GIVEN EXERCISE —
Copy out every line of the records below verbatim, keeping their original order.

TASK INPUTS —
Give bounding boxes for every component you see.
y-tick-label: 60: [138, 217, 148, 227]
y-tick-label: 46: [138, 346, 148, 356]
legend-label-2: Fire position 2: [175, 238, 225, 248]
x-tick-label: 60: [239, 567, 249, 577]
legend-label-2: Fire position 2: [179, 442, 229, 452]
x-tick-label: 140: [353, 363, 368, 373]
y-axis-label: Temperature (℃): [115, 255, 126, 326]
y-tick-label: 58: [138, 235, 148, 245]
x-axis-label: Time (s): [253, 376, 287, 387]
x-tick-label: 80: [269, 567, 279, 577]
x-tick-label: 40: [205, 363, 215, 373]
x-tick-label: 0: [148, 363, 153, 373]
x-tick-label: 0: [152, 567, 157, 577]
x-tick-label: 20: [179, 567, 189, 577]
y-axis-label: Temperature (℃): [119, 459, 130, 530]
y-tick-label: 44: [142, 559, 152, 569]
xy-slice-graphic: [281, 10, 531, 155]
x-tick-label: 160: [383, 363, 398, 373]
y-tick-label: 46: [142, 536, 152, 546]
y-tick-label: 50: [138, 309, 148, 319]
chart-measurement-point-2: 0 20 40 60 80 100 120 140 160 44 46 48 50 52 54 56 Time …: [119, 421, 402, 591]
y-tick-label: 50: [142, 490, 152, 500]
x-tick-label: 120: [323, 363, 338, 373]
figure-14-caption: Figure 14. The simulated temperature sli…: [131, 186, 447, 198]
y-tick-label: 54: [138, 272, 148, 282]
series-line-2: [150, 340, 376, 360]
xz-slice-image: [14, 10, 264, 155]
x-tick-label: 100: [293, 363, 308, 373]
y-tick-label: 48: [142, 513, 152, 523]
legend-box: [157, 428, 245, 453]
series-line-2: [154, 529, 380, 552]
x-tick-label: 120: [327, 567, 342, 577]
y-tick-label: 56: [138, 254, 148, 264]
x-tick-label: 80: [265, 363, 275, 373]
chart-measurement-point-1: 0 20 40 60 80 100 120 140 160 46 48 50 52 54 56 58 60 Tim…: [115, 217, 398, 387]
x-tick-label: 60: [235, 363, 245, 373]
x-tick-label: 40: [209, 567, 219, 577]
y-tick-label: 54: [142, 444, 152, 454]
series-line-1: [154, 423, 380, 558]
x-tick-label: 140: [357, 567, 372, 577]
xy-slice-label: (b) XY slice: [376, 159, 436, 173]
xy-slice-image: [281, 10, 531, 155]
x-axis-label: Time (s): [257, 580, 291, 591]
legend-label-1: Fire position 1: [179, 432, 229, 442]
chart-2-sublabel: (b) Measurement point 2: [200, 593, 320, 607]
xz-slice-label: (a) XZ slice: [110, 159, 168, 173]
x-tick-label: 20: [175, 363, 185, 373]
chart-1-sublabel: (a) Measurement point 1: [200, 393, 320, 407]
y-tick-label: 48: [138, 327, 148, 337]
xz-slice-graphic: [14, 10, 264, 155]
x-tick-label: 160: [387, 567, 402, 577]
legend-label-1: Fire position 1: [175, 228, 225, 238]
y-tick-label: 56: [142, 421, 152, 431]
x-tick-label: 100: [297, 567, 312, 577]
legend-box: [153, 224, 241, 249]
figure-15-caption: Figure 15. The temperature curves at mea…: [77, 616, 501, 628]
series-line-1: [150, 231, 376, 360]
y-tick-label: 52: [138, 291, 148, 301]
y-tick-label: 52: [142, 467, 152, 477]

ANSWER TO THIS PROBLEM —
Give bounding boxes for every component you see.
y-tick-label: 60: [138, 217, 148, 227]
y-tick-label: 46: [138, 346, 148, 356]
legend-label-2: Fire position 2: [175, 238, 225, 248]
x-tick-label: 60: [239, 567, 249, 577]
legend-label-2: Fire position 2: [179, 442, 229, 452]
x-tick-label: 140: [353, 363, 368, 373]
y-axis-label: Temperature (℃): [115, 255, 126, 326]
y-tick-label: 58: [138, 235, 148, 245]
x-axis-label: Time (s): [253, 376, 287, 387]
x-tick-label: 80: [269, 567, 279, 577]
x-tick-label: 40: [205, 363, 215, 373]
x-tick-label: 0: [148, 363, 153, 373]
x-tick-label: 0: [152, 567, 157, 577]
x-tick-label: 20: [179, 567, 189, 577]
y-axis-label: Temperature (℃): [119, 459, 130, 530]
y-tick-label: 44: [142, 559, 152, 569]
xy-slice-graphic: [281, 10, 531, 155]
x-tick-label: 160: [383, 363, 398, 373]
y-tick-label: 46: [142, 536, 152, 546]
y-tick-label: 50: [138, 309, 148, 319]
chart-measurement-point-2: 0 20 40 60 80 100 120 140 160 44 46 48 50 52 54 56 Time …: [119, 421, 402, 591]
y-tick-label: 50: [142, 490, 152, 500]
x-tick-label: 120: [323, 363, 338, 373]
figure-14-caption: Figure 14. The simulated temperature sli…: [131, 186, 447, 198]
y-tick-label: 54: [138, 272, 148, 282]
series-line-2: [150, 340, 376, 360]
xz-slice-image: [14, 10, 264, 155]
x-tick-label: 100: [293, 363, 308, 373]
y-tick-label: 48: [142, 513, 152, 523]
legend-box: [157, 428, 245, 453]
series-line-2: [154, 529, 380, 552]
x-tick-label: 120: [327, 567, 342, 577]
y-tick-label: 56: [138, 254, 148, 264]
x-tick-label: 80: [265, 363, 275, 373]
chart-measurement-point-1: 0 20 40 60 80 100 120 140 160 46 48 50 52 54 56 58 60 Tim…: [115, 217, 398, 387]
x-tick-label: 60: [235, 363, 245, 373]
x-tick-label: 40: [209, 567, 219, 577]
y-tick-label: 54: [142, 444, 152, 454]
series-line-1: [154, 423, 380, 558]
x-tick-label: 140: [357, 567, 372, 577]
xy-slice-label: (b) XY slice: [376, 159, 436, 173]
xy-slice-image: [281, 10, 531, 155]
x-axis-label: Time (s): [257, 580, 291, 591]
legend-label-1: Fire position 1: [179, 432, 229, 442]
chart-2-sublabel: (b) Measurement point 2: [200, 593, 320, 607]
xz-slice-label: (a) XZ slice: [110, 159, 168, 173]
x-tick-label: 20: [175, 363, 185, 373]
chart-1-sublabel: (a) Measurement point 1: [200, 393, 320, 407]
y-tick-label: 48: [138, 327, 148, 337]
xz-slice-graphic: [14, 10, 264, 155]
x-tick-label: 160: [387, 567, 402, 577]
legend-label-1: Fire position 1: [175, 228, 225, 238]
y-tick-label: 56: [142, 421, 152, 431]
x-tick-label: 100: [297, 567, 312, 577]
legend-box: [153, 224, 241, 249]
figure-15-caption: Figure 15. The temperature curves at mea…: [77, 616, 501, 628]
series-line-1: [150, 231, 376, 360]
y-tick-label: 52: [138, 291, 148, 301]
y-tick-label: 52: [142, 467, 152, 477]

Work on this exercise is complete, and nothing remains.